Goal> Print out every record exactly as it appears.

[Figure collection entries]

□ □ □ □

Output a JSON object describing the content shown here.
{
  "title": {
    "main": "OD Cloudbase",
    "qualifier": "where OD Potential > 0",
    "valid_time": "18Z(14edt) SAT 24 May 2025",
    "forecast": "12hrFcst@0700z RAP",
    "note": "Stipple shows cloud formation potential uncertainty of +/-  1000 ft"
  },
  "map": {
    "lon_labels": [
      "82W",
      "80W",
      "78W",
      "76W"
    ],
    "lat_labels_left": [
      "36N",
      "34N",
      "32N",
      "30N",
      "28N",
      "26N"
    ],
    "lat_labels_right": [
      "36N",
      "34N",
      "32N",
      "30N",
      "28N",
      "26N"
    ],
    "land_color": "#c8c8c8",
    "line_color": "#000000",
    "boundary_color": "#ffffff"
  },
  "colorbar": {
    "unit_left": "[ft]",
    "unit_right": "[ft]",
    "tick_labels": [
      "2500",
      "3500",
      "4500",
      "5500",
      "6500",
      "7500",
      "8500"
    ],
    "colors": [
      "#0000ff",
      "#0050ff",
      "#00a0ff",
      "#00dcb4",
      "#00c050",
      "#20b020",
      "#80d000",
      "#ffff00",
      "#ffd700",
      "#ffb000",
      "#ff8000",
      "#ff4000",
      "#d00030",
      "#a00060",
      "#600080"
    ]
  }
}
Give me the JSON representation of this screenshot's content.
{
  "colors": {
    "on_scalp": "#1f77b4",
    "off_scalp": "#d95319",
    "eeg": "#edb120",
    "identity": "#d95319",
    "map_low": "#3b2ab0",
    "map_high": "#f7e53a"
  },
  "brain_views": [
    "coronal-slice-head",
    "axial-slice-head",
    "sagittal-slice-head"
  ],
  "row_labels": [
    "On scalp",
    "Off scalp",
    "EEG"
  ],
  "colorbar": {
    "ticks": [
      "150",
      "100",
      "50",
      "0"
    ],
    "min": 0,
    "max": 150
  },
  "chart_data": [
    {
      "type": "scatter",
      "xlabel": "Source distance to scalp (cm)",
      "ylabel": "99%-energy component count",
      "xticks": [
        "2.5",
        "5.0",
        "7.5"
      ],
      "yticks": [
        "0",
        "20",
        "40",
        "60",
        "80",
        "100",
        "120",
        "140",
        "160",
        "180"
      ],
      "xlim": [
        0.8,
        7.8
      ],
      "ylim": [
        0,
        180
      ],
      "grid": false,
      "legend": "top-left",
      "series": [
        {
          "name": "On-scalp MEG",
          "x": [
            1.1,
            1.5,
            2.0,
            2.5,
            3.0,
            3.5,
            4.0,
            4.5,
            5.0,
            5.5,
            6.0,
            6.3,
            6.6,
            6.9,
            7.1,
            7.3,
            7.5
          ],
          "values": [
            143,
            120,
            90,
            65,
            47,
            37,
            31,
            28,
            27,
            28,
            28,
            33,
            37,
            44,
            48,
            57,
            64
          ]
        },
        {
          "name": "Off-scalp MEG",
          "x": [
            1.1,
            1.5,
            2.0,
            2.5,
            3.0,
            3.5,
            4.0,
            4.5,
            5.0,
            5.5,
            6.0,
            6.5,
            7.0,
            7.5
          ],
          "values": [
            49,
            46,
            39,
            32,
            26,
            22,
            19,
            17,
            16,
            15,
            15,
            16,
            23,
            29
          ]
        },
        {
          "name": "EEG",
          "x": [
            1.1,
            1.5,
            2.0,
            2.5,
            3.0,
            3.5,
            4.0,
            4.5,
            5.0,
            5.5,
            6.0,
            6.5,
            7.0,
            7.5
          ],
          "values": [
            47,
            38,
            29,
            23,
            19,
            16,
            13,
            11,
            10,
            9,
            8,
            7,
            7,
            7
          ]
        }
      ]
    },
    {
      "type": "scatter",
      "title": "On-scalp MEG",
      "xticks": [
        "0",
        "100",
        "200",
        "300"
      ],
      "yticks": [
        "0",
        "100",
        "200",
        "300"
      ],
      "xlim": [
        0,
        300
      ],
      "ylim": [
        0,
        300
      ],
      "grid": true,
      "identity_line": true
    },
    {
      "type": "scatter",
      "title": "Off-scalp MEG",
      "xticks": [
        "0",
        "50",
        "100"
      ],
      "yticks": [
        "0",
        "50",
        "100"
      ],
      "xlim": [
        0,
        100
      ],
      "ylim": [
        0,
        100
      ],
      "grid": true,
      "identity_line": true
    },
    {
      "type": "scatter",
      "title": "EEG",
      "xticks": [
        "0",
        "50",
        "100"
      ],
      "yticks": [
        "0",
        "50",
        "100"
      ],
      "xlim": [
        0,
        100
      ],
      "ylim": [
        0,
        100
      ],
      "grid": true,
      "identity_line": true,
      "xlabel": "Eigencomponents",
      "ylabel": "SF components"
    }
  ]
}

□ □ □ □

Result for this task>
Output a JSON object describing the content shown here.
{
  "title": {
    "main": "OD Cloudbase",
    "qualifier": "where OD Potential > 0",
    "valid_time": "18Z(14edt) SAT 24 May 2025",
    "forecast": "12hrFcst@0700z RAP",
    "note": "Stipple shows cloud formation potential uncertainty of +/-  1000 ft"
  },
  "map": {
    "lon_labels": [
      "82W",
      "80W",
      "78W",
      "76W"
    ],
    "lat_labels_left": [
      "36N",
      "34N",
      "32N",
      "30N",
      "28N",
      "26N"
    ],
    "lat_labels_right": [
      "36N",
      "34N",
      "32N",
      "30N",
      "28N",
      "26N"
    ],
    "land_color": "#c8c8c8",
    "line_color": "#000000",
    "boundary_color": "#ffffff"
  },
  "colorbar": {
    "unit_left": "[ft]",
    "unit_right": "[ft]",
    "tick_labels": [
      "2500",
      "3500",
      "4500",
      "5500",
      "6500",
      "7500",
      "8500"
    ],
    "colors": [
      "#0000ff",
      "#0050ff",
      "#00a0ff",
      "#00dcb4",
      "#00c050",
      "#20b020",
      "#80d000",
      "#ffff00",
      "#ffd700",
      "#ffb000",
      "#ff8000",
      "#ff4000",
      "#d00030",
      "#a00060",
      "#600080"
    ]
  }
}
Give me the JSON representation of this screenshot's content.
{
  "colors": {
    "on_scalp": "#1f77b4",
    "off_scalp": "#d95319",
    "eeg": "#edb120",
    "identity": "#d95319",
    "map_low": "#3b2ab0",
    "map_high": "#f7e53a"
  },
  "brain_views": [
    "coronal-slice-head",
    "axial-slice-head",
    "sagittal-slice-head"
  ],
  "row_labels": [
    "On scalp",
    "Off scalp",
    "EEG"
  ],
  "colorbar": {
    "ticks": [
      "150",
      "100",
      "50",
      "0"
    ],
    "min": 0,
    "max": 150
  },
  "chart_data": [
    {
      "type": "scatter",
      "xlabel": "Source distance to scalp (cm)",
      "ylabel": "99%-energy component count",
      "xticks": [
        "2.5",
        "5.0",
        "7.5"
      ],
      "yticks": [
        "0",
        "20",
        "40",
        "60",
        "80",
        "100",
        "120",
        "140",
        "160",
        "180"
      ],
      "xlim": [
        0.8,
        7.8
      ],
      "ylim": [
        0,
        180
      ],
      "grid": false,
      "legend": "top-left",
      "series": [
        {
          "name": "On-scalp MEG",
          "x": [
            1.1,
            1.5,
            2.0,
            2.5,
            3.0,
            3.5,
            4.0,
            4.5,
            5.0,
            5.5,
            6.0,
            6.3,
            6.6,
            6.9,
            7.1,
            7.3,
            7.5
          ],
          "values": [
            143,
            120,
            90,
            65,
            47,
            37,
            31,
            28,
            27,
            28,
            28,
            33,
            37,
            44,
            48,
            57,
            64
          ]
        },
        {
          "name": "Off-scalp MEG",
          "x": [
            1.1,
            1.5,
            2.0,
            2.5,
            3.0,
            3.5,
            4.0,
            4.5,
            5.0,
            5.5,
            6.0,
            6.5,
            7.0,
            7.5
          ],
          "values": [
            49,
            46,
            39,
            32,
            26,
            22,
            19,
            17,
            16,
            15,
            15,
            16,
            23,
            29
          ]
        },
        {
          "name": "EEG",
          "x": [
            1.1,
            1.5,
            2.0,
            2.5,
            3.0,
            3.5,
            4.0,
            4.5,
            5.0,
            5.5,
            6.0,
            6.5,
            7.0,
            7.5
          ],
          "values": [
            47,
            38,
            29,
            23,
            19,
            16,
            13,
            11,
            10,
            9,
            8,
            7,
            7,
            7
          ]
        }
      ]
    },
    {
      "type": "scatter",
      "title": "On-scalp MEG",
      "xticks": [
        "0",
        "100",
        "200",
        "300"
      ],
      "yticks": [
        "0",
        "100",
        "200",
        "300"
      ],
      "xlim": [
        0,
        300
      ],
      "ylim": [
        0,
        300
      ],
      "grid": true,
      "identity_line": true
    },
    {
      "type": "scatter",
      "title": "Off-scalp MEG",
      "xticks": [
        "0",
        "50",
        "100"
      ],
      "yticks": [
        "0",
        "50",
        "100"
      ],
      "xlim": [
        0,
        100
      ],
      "ylim": [
        0,
        100
      ],
      "grid": true,
      "identity_line": true
    },
    {
      "type": "scatter",
      "title": "EEG",
      "xticks": [
        "0",
        "50",
        "100"
      ],
      "yticks": [
        "0",
        "50",
        "100"
      ],
      "xlim": [
        0,
        100
      ],
      "ylim": [
        0,
        100
      ],
      "grid": true,
      "identity_line": true,
      "xlabel": "Eigencomponents",
      "ylabel": "SF components"
    }
  ]
}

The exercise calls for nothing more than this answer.